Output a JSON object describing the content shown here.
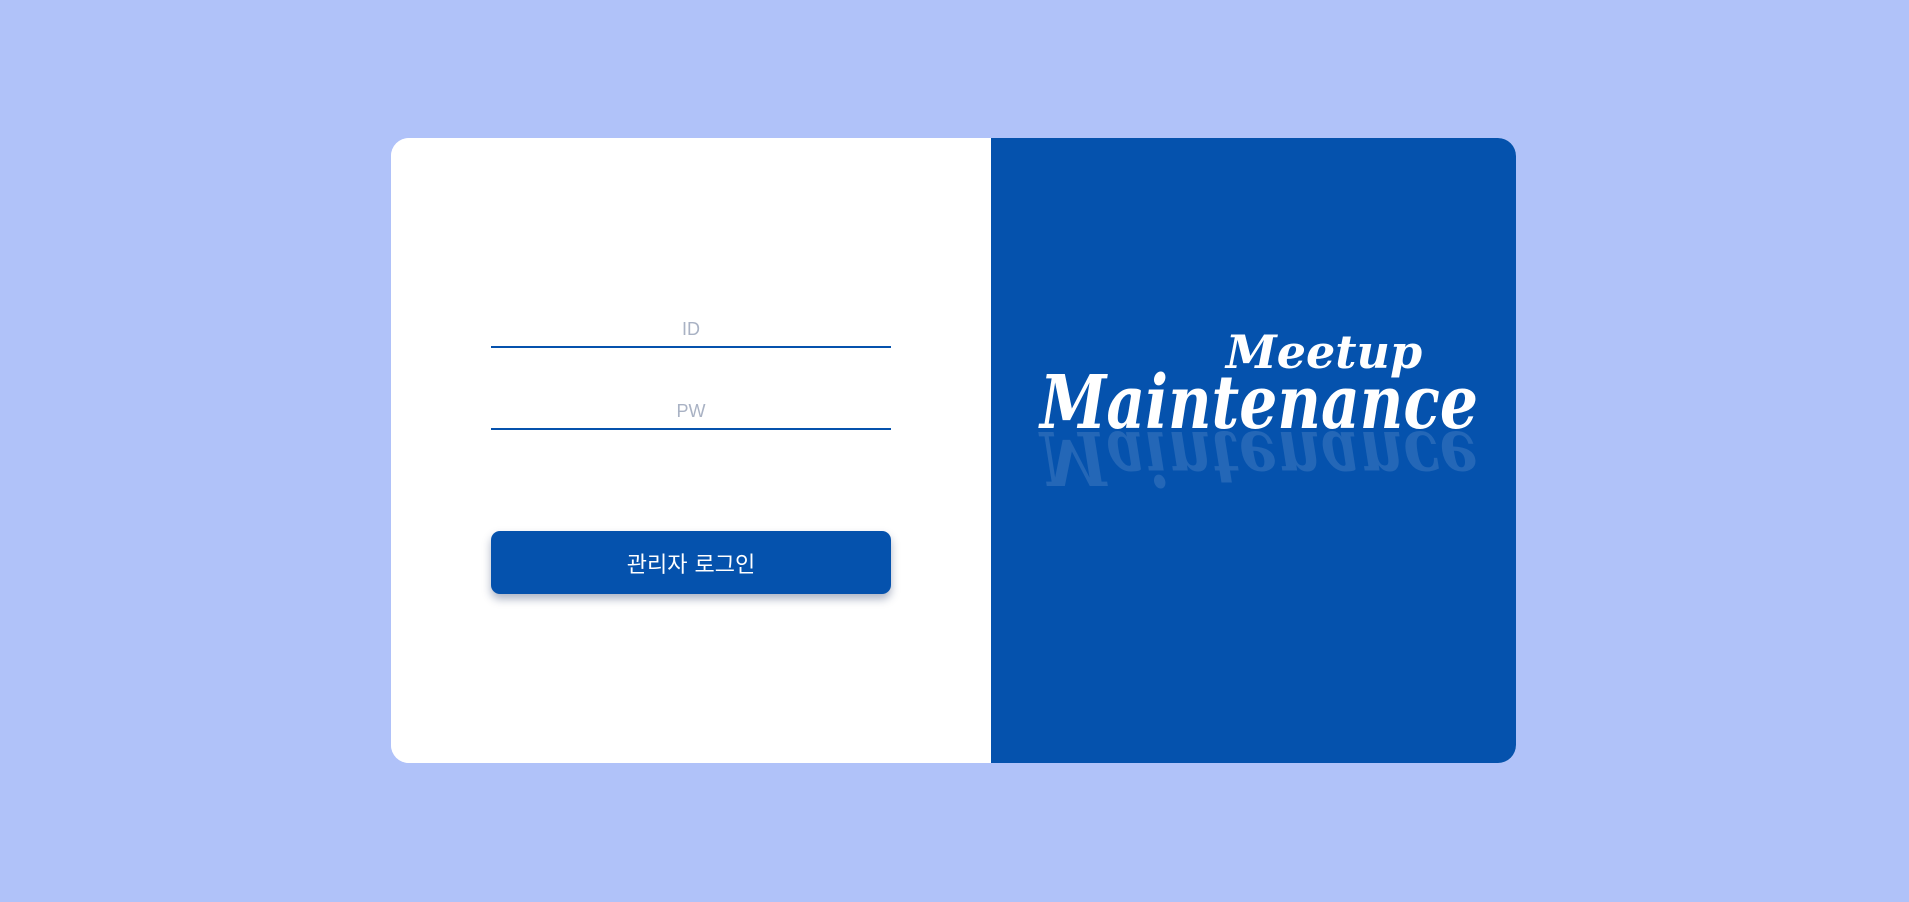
{
  "login_form": {
    "id_placeholder": "ID",
    "pw_placeholder": "PW",
    "submit_label": "관리자 로그인"
  },
  "brand": {
    "top_word": "Meetup",
    "main_word": "Maintenance"
  },
  "colors": {
    "background": "#b0c2f9",
    "primary": "#0552ad",
    "card": "#ffffff",
    "placeholder": "#a9b2c4"
  }
}
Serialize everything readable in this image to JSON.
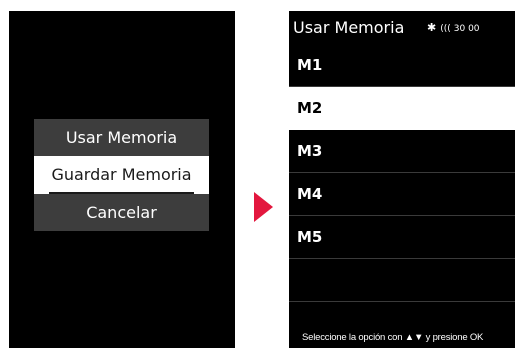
{
  "left_popup": {
    "items": [
      {
        "label": "Usar Memoria"
      },
      {
        "label": "Guardar Memoria"
      },
      {
        "label": "Cancelar"
      }
    ]
  },
  "right_screen": {
    "title": "Usar Memoria",
    "status": {
      "bluetooth_icon": "bluetooth-icon",
      "signal_icon": "signal-icon",
      "value": "30 00"
    },
    "rows": [
      {
        "label": "M1"
      },
      {
        "label": "M2"
      },
      {
        "label": "M3"
      },
      {
        "label": "M4"
      },
      {
        "label": "M5"
      }
    ],
    "footer": "Seleccione la opción con ▲▼ y presione OK"
  },
  "colors": {
    "accent_arrow": "#e3173e",
    "popup_bg": "#3d3d3d",
    "selected_bg": "#ffffff"
  }
}
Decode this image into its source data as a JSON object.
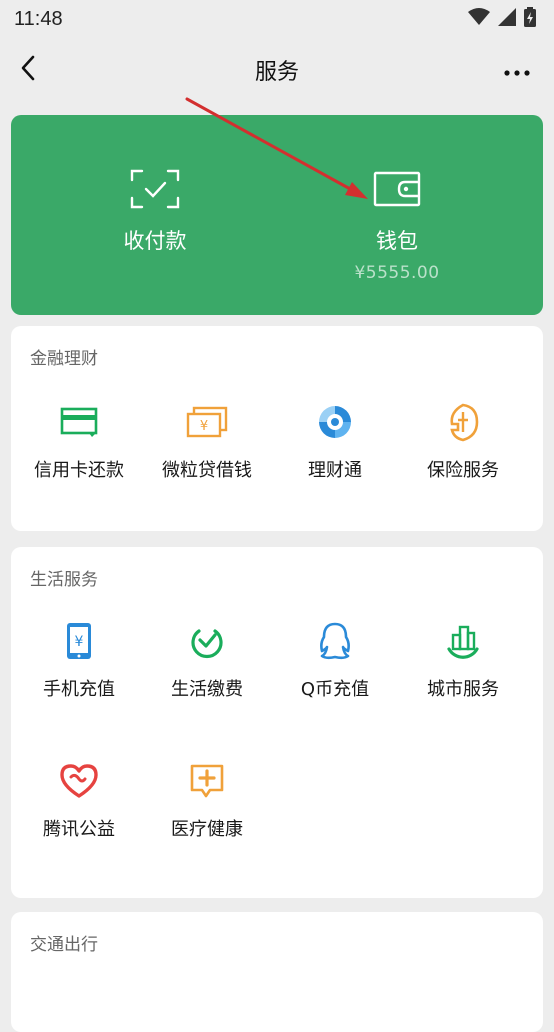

....

(GIVEN INSTRUCTION):
Reproduce all of the data exactly, omitting each picture it holds.

(THE SOLUTION):
Output a JSON object describing the content shown here.
{
  "login_form": {
    "id_placeholder": "ID",
    "pw_placeholder": "PW",
    "submit_label": "관리자 로그인"
  },
  "brand": {
    "top_word": "Meetup",
    "main_word": "Maintenance"
  },
  "colors": {
    "background": "#b0c2f9",
    "primary": "#0552ad",
    "card": "#ffffff",
    "placeholder": "#a9b2c4"
  }
}
Serialize everything readable in this image to JSON.
{
  "left_popup": {
    "items": [
      {
        "label": "Usar Memoria"
      },
      {
        "label": "Guardar Memoria"
      },
      {
        "label": "Cancelar"
      }
    ]
  },
  "right_screen": {
    "title": "Usar Memoria",
    "status": {
      "bluetooth_icon": "bluetooth-icon",
      "signal_icon": "signal-icon",
      "value": "30 00"
    },
    "rows": [
      {
        "label": "M1"
      },
      {
        "label": "M2"
      },
      {
        "label": "M3"
      },
      {
        "label": "M4"
      },
      {
        "label": "M5"
      }
    ],
    "footer": "Seleccione la opción con ▲▼ y presione OK"
  },
  "colors": {
    "accent_arrow": "#e3173e",
    "popup_bg": "#3d3d3d",
    "selected_bg": "#ffffff"
  }
}
Decode this image into its source data as a JSON object.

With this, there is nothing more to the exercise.